* _WORK TO DO_:
Collect all lines from the records below that include the word "ffffff".

* _PROVIDED RECORDS_:
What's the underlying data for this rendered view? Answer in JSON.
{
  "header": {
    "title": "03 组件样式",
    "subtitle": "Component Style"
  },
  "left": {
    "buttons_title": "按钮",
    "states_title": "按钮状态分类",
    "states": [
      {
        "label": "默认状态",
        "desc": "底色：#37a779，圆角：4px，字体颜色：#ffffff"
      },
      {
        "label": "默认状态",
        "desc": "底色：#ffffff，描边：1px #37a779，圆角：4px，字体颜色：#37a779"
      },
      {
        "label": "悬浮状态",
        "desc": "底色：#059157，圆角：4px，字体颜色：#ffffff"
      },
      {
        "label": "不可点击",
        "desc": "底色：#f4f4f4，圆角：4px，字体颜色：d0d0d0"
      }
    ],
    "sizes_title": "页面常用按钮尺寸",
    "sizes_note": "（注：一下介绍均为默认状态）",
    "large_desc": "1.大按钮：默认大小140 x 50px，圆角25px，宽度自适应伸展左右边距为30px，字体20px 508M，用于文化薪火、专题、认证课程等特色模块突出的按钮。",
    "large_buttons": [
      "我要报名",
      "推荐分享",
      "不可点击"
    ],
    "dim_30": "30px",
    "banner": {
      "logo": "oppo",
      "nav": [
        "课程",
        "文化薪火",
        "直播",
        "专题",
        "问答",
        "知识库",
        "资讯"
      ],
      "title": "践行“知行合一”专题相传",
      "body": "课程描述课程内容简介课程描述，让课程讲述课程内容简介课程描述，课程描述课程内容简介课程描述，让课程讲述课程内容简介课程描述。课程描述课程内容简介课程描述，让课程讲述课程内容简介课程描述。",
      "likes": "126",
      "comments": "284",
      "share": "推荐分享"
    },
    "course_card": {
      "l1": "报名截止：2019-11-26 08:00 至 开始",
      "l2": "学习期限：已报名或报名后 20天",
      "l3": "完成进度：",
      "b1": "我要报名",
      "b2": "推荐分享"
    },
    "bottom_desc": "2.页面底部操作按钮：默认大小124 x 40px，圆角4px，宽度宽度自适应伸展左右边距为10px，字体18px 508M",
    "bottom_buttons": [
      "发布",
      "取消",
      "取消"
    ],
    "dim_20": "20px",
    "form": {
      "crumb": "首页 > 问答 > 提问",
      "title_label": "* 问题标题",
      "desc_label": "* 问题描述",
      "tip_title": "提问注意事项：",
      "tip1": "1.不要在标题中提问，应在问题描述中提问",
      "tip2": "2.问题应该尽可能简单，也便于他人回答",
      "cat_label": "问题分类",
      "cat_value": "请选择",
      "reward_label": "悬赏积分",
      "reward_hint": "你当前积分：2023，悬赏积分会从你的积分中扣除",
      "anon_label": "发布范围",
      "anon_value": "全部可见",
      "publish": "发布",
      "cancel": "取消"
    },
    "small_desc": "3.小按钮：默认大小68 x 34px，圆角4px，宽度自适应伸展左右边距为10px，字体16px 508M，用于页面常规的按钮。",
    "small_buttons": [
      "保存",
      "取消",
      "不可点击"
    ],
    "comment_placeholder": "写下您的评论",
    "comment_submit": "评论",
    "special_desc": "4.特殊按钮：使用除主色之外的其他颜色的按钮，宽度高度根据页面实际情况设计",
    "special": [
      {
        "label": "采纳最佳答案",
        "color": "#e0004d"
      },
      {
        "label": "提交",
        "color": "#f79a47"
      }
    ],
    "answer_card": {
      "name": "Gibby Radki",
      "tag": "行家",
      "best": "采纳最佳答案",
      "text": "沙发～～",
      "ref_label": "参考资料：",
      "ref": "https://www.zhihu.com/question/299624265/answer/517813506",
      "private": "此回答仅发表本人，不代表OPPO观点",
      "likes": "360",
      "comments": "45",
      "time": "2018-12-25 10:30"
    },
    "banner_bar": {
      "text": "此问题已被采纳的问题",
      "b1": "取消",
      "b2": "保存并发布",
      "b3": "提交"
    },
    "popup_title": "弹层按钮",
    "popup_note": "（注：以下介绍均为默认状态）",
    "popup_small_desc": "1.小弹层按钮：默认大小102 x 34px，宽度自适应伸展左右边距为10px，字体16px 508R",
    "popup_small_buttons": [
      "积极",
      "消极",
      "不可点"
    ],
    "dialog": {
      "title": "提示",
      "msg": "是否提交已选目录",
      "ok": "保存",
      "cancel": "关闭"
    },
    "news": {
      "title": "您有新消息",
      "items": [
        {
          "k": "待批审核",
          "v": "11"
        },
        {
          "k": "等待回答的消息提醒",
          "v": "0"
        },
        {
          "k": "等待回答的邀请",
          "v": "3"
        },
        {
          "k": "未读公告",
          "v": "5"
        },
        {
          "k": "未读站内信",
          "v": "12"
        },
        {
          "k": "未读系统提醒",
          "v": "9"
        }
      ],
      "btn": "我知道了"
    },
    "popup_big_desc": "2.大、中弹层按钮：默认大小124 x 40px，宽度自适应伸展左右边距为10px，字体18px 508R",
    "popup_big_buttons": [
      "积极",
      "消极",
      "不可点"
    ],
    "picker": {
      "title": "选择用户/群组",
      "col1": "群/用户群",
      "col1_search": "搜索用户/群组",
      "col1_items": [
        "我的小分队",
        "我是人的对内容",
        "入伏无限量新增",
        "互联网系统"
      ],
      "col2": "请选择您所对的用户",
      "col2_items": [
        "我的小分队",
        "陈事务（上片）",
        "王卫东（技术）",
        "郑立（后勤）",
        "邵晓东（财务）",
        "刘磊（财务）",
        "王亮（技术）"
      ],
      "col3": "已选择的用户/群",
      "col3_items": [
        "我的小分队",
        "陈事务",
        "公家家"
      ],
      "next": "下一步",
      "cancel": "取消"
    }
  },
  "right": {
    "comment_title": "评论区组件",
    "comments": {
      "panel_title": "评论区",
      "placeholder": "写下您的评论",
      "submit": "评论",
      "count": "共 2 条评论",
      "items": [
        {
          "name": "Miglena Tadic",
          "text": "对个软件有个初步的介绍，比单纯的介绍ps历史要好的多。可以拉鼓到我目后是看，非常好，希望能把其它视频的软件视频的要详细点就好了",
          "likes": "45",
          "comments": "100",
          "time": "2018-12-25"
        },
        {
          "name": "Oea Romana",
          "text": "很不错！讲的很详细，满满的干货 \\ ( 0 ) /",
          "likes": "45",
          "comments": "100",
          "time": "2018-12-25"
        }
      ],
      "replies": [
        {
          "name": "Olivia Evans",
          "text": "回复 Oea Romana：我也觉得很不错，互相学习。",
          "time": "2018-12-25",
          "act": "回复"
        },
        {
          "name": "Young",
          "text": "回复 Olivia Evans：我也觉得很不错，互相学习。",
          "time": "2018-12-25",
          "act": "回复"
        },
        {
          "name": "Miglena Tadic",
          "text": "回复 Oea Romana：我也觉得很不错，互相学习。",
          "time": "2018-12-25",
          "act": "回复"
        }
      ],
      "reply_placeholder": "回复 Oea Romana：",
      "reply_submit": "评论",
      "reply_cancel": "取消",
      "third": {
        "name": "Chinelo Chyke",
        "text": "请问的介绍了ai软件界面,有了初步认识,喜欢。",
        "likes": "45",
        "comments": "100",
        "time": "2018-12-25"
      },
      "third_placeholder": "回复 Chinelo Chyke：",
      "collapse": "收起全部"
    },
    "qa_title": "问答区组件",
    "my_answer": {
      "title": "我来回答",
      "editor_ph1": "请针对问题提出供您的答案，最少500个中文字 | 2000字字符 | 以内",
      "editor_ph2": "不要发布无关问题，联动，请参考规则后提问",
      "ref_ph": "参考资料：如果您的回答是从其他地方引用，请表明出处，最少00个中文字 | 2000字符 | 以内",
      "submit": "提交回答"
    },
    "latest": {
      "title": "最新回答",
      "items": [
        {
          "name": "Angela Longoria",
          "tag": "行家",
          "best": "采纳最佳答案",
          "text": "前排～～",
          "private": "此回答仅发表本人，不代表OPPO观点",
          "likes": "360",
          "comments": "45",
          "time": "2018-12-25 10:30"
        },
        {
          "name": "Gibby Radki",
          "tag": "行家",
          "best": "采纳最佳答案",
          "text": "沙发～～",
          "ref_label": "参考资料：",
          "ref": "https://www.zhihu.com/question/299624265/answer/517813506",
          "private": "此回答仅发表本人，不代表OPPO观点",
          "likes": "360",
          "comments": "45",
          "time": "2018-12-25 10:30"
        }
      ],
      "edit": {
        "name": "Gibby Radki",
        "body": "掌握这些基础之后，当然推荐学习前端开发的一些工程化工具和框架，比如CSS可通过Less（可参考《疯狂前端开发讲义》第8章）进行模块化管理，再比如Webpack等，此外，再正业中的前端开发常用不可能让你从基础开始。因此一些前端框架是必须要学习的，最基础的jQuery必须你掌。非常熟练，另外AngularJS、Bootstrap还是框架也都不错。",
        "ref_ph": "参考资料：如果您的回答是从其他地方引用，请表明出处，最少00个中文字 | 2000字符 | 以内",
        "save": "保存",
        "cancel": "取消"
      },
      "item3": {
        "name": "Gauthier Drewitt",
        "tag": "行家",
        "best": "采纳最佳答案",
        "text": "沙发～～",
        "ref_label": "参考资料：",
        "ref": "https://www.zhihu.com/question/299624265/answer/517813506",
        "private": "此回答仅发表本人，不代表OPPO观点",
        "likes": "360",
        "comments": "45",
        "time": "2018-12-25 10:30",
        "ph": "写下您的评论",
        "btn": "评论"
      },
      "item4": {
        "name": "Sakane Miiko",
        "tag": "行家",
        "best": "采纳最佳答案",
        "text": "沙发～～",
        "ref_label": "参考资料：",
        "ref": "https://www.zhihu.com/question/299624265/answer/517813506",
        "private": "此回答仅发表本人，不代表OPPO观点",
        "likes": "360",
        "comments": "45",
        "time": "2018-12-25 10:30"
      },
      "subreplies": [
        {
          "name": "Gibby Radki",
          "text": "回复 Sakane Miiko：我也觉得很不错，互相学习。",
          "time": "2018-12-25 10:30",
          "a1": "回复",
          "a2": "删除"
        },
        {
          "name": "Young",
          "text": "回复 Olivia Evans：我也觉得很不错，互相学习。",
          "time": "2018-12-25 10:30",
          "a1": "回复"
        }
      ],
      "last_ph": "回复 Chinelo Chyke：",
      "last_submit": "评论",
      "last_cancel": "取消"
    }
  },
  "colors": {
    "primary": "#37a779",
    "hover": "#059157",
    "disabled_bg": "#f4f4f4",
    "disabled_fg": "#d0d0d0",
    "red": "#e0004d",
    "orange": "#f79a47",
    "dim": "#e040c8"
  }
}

* _ANSWER TO THE EXERCISE_:
        "desc": "底色：#37a779，圆角：4px，字体颜色：#ffffff"
        "desc": "底色：#ffffff，描边：1px #37a779，圆角：4px，字体颜色：#37a779"
        "desc": "底色：#059157，圆角：4px，字体颜色：#ffffff"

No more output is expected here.